#### Exercise requirements
Search the records below for the word "World". Pull out each line that has it.

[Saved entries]
☆ ☆ ☆
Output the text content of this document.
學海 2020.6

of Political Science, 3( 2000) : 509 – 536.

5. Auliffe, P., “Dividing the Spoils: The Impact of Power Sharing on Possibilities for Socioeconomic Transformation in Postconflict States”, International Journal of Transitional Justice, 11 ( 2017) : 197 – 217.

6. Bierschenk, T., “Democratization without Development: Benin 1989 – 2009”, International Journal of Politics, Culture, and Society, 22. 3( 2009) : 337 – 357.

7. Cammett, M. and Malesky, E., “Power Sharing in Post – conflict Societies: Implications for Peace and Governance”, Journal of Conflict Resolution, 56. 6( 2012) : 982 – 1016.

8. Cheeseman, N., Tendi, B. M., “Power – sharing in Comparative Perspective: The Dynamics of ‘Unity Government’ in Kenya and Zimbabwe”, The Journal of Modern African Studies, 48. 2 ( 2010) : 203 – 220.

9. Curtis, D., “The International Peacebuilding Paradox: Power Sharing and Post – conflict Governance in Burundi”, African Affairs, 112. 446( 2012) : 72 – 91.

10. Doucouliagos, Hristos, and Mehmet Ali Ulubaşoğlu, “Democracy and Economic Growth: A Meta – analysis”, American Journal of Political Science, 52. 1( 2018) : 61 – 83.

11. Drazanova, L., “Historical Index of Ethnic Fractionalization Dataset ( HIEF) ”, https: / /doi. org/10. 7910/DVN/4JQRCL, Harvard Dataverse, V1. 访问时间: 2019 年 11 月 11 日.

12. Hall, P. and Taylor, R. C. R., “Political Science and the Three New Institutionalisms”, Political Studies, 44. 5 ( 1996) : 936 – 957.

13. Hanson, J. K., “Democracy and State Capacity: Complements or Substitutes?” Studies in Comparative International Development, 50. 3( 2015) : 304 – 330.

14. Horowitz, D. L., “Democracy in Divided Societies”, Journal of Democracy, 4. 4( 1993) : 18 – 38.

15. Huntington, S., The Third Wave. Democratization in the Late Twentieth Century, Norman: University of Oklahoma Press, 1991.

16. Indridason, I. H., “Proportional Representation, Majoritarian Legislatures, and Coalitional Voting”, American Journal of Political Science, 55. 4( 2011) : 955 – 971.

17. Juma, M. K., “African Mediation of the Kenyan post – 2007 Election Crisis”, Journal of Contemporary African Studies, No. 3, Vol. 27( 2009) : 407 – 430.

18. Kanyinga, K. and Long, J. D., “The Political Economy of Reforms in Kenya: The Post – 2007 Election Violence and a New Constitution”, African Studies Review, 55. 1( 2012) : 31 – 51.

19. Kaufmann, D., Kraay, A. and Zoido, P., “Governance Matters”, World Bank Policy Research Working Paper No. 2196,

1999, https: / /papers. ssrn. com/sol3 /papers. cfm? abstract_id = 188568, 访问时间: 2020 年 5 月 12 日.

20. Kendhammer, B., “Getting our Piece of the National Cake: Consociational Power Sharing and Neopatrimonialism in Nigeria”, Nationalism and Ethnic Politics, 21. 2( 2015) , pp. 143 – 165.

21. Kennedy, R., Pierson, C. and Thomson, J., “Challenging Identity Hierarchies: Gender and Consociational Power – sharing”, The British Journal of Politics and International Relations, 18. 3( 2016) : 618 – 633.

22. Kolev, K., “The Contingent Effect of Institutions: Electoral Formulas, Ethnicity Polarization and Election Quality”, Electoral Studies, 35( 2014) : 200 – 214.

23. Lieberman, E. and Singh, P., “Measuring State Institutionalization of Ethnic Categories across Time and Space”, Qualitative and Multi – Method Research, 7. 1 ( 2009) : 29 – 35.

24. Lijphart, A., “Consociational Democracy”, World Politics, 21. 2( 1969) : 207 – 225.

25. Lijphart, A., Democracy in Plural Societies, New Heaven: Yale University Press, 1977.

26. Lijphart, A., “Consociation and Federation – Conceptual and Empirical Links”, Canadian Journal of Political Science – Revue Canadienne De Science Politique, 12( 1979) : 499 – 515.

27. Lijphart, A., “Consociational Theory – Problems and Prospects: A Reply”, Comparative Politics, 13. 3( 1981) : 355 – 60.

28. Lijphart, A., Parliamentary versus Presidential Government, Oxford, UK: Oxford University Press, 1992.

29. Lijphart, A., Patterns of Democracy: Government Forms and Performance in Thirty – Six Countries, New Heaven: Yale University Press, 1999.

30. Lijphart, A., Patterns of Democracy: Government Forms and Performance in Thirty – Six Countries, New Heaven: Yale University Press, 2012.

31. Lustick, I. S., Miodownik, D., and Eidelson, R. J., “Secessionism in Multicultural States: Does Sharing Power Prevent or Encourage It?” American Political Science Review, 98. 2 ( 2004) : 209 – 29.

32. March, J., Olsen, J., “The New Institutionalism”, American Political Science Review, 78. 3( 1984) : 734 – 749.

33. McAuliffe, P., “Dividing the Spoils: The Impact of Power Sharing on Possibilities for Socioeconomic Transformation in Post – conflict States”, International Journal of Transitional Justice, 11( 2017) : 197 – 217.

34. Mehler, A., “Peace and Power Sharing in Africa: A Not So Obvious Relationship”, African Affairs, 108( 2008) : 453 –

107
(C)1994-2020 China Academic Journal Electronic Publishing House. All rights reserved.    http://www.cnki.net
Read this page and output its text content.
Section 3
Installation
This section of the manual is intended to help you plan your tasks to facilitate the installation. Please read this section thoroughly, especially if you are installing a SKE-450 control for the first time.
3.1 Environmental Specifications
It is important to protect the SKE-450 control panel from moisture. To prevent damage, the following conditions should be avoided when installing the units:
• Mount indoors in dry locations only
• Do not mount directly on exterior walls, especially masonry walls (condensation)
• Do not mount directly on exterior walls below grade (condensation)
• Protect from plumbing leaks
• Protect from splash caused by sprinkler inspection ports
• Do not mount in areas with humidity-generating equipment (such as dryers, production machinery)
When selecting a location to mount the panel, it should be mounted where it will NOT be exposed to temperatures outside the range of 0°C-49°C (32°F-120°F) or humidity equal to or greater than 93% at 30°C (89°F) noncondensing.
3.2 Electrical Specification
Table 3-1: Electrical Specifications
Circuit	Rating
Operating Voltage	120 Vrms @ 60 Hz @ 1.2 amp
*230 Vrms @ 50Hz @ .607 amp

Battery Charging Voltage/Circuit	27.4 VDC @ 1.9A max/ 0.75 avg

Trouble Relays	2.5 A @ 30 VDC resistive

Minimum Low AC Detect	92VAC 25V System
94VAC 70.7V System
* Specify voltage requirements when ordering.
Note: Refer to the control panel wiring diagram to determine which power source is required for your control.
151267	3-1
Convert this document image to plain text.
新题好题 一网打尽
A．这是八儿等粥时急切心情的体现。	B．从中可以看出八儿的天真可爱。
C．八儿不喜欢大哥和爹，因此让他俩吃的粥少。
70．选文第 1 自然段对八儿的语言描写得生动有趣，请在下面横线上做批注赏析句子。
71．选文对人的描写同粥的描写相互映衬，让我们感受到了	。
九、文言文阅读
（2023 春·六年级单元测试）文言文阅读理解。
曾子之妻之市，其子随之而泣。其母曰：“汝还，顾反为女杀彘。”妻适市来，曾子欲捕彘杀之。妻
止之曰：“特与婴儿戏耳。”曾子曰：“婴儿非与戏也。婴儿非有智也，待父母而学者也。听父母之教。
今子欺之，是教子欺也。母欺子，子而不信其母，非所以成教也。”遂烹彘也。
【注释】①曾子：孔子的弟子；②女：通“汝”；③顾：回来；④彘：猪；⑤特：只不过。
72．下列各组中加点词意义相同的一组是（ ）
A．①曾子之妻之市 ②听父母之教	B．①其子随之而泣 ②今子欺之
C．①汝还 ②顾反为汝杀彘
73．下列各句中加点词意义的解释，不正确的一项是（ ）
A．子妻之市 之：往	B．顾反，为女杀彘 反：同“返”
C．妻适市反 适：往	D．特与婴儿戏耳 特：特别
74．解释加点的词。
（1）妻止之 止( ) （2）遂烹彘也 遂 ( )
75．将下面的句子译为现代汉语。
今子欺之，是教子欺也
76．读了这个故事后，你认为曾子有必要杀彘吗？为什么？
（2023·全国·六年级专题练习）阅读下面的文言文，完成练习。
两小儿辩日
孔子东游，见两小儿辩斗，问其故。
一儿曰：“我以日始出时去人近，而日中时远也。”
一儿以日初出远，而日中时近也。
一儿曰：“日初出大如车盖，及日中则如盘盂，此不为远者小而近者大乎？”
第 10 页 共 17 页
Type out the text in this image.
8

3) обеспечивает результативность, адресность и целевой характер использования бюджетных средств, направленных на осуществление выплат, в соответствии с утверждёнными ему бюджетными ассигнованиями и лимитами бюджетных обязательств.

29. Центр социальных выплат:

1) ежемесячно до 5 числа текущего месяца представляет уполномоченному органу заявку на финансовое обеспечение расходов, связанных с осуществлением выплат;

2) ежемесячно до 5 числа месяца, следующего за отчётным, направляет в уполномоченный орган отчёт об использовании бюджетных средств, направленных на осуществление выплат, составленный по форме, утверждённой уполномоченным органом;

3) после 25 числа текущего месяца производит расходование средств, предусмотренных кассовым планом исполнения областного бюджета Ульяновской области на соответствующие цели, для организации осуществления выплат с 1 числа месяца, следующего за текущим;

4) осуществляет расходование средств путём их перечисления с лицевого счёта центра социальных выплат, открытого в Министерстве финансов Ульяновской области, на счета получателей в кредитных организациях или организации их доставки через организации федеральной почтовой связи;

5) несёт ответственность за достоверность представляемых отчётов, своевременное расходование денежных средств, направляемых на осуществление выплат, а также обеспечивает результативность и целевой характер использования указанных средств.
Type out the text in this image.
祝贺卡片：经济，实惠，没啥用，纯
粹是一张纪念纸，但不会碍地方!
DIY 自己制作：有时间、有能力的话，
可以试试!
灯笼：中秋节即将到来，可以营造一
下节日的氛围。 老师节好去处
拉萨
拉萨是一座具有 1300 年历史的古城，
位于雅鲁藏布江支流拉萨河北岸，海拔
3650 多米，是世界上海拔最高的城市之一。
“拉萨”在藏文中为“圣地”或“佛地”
☆ ☆ ☆
#### Result for this task
19. Kaufmann, D., Kraay, A. and Zoido, P., “Governance Matters”, World Bank Policy Research Working Paper No. 2196,
24. Lijphart, A., “Consociational Democracy”, World Politics, 21. 2( 1969) : 207 – 225.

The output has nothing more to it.